Go-ipfs HTTP gateway connection resets

go-ipfs HTTP gateway connection resets

We’ve been having an issue that’s been making go-ipfs just about unusable as an HTTP gateway. We’re seeing connection resets that seem to occur intermittantly between OpenResty and go-ipfs. We don’t know hat triggers it as it doesn’t align with anything we can tell(load, resource usage, etc). The setup looks kind of like this:

[Kubernetes LoadBalancer] -> OpenResty(+lua-resty-auto-ssl) -> [Kubernets NodePort Service] -> go-ipfs HTTP gateway port (8080)

It looks like the connection reset happens between Resty and go-ipfs and we see logs like these from the Resty instance:

2020/07/31 17:35:58 [error] 20#20: *56 recv() failed (104: Connection reset by peer) while sending to client, client: 10.138.0.12, server: , request: "GET /app.ace7f8e8.css HTTP/1.1", upstream: "http://10.11.250.149:8080/app.ace7f8e8.css", host: "example.my.app"
2020/07/31 17:36:44 [error] 20#20: *74 recv() failed (104: Connection reset by peer) while sending to client, client: 10.8.0.1, server: , request: "GET /app.ace7f8e8.css HTTP/1.1", upstream: "http://10.11.250.149:8080/app.ace7f8e8.css", host: "example.my.app"
2020/07/31 17:36:45 [error] 20#20: *77 recv() failed (104: Connection reset by peer) while sending to client, client: 10.138.0.12, server: , request: "GET /app.ace7f8e8.css HTTP/1.1", upstream: "http://10.11.250.149:8080/app.ace7f8e8.css", host: "example.my.app"
□ □ □ □ □
### [Task instructions]
1. Rewrite everything in the gateway post from "We’ve been having" down to "gateway port (8080)", substituting "Nginx" for "OpenResty".
2. Carry on the post about go-ipfs gateway connection resets from the point where it stops.
The rows have no connection to the post about go-ipfs gateway connection resets.

### [Listed entries]
□ □ □ □ □
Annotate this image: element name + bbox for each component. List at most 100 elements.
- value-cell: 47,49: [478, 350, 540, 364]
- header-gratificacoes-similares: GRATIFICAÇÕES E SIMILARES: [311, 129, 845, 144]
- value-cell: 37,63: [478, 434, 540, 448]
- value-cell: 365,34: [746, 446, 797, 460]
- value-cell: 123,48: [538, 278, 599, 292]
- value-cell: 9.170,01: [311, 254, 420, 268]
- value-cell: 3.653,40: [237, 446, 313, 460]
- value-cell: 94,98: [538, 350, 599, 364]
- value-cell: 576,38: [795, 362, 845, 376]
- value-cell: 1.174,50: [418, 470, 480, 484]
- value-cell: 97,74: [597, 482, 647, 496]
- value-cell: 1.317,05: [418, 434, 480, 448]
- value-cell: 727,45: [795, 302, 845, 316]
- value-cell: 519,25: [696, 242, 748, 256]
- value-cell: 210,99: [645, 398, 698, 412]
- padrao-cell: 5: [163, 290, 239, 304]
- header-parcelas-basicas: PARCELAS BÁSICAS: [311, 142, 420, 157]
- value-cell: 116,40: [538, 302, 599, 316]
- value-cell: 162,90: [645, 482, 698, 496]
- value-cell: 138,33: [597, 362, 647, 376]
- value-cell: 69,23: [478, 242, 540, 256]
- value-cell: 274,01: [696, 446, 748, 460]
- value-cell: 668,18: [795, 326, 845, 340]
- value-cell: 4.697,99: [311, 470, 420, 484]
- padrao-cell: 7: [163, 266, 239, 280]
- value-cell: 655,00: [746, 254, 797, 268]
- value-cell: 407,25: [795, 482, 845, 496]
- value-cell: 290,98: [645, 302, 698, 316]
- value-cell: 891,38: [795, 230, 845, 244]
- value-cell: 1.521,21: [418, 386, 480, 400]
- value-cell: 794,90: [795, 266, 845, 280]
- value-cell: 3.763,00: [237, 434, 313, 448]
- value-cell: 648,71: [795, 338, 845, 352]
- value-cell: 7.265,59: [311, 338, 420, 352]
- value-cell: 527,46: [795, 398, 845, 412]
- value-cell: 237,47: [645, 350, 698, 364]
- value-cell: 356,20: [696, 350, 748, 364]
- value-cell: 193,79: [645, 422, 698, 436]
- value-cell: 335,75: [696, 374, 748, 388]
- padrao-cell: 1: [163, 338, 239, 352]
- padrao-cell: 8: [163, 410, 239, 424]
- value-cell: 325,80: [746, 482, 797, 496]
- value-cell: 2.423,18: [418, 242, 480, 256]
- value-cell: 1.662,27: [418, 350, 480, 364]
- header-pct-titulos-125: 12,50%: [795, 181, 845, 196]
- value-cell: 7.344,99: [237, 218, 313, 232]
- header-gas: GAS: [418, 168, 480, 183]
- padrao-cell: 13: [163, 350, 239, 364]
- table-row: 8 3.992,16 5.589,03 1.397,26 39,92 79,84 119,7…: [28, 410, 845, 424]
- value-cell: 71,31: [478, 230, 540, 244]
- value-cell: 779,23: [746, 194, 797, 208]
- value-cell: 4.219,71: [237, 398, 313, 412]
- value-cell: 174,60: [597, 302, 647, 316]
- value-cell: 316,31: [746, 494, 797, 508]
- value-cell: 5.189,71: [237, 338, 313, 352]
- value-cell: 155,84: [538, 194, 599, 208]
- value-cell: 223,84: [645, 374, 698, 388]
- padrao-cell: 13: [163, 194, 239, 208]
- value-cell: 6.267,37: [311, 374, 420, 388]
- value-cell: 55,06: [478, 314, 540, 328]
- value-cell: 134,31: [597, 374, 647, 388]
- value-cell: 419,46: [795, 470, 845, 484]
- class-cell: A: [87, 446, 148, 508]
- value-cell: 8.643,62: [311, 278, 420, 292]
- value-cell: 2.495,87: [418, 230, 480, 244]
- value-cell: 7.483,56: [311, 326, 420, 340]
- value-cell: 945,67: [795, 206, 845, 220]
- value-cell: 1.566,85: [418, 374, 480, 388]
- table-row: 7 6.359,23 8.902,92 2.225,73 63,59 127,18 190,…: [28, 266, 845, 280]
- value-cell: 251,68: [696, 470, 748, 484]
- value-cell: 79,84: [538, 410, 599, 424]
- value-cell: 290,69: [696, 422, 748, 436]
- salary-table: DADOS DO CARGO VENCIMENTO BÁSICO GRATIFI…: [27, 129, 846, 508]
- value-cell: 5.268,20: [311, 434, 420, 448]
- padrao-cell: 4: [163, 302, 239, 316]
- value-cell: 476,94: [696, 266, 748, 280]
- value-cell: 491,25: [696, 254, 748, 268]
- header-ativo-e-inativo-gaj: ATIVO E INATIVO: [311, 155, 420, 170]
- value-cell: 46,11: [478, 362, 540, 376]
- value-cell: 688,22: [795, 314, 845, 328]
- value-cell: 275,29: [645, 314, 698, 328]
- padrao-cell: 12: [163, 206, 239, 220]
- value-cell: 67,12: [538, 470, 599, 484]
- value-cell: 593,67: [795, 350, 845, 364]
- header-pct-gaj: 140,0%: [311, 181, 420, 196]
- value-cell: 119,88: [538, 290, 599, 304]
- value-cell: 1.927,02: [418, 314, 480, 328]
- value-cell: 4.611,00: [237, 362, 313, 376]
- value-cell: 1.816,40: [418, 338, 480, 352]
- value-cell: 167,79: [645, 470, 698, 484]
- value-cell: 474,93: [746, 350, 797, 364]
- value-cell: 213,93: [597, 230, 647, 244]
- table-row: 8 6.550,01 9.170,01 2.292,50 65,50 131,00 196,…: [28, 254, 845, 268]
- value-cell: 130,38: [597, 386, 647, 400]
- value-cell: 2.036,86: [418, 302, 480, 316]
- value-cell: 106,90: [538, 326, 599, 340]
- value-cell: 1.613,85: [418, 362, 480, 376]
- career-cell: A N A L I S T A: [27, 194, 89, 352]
□ □ □ □ □
### [Exercise responses]
1.
We’ve been having an issue that’s been making go-ipfs just about unusable as an HTTP gateway. We’re seeing connection resets that seem to occur intermittantly between Nginx and go-ipfs. We don’t know hat triggers it as it doesn’t align with anything we can tell(load, resource usage, etc). The setup looks kind of like this:

[Kubernetes LoadBalancer] -> Nginx(+lua-resty-auto-ssl) -> [Kubernets NodePort Service] -> go-ipfs HTTP gateway port (8080)

2.
2020/07/31 17:36:52 [error] 20#20: *92 recv() failed (104: Connection reset by peer) while sending to client, client: 10.138.0.17, server: , request: "GET /app.ace7f8e8.css HTTP/1.1", upstream: "http://10.11.250.149:8080/app.ace7f8e8.css", host: "example.my.app"

They seem to happen randomly and the files get cut off at random points during the transfer. Here’s a sampling of the size returned fo the truncated file(actual size: 214465):

52571
56667
56584
52488
157824
162048

The go-ipfs daemon debug logs so far don’t seem to show anything relevant. What modules should we pay attention to in go-ipfs debug logging? Anyone see this before or have any ideas for further debugging to help get to the bottom of this?

cmds/http perhaps?

If it does not align with things like CPU usage or FD usage and logs don’t show already errors, I am doubting that this is a go-ipfs issues. If it comes from go-ipfs, it probablly means some resource is scarce, usually file descriptors (but that should be logged).

Hey Hector, thanks or the response. Don’t see anything useful from cmds/http but I’ll be on the lookout next time this happens with debug logging enabled.

I’m not really sure if it’s go-ipfs or another component just looking for troubleshooting ideas. From the PoV of those reset log messages above, it looks like go-ipfs is sending the resets but at this point I don’t have any definitive answers.

I was able to get a tcpdump capture of the reset occurring from the PoV of the reverse proxy. It appears the IPFS gateway pod is the one sending the TCP reset. I don’t know why and I wasn’t able to find anything relevant from the go-ipfs debug logs.

And here’s one of successful request just for comparison:

I’ll need to build a container I can install other packages/tools on before I can get a capture from the PoV of the IPFS gatway. Also going to try upgrading to 0.6.0.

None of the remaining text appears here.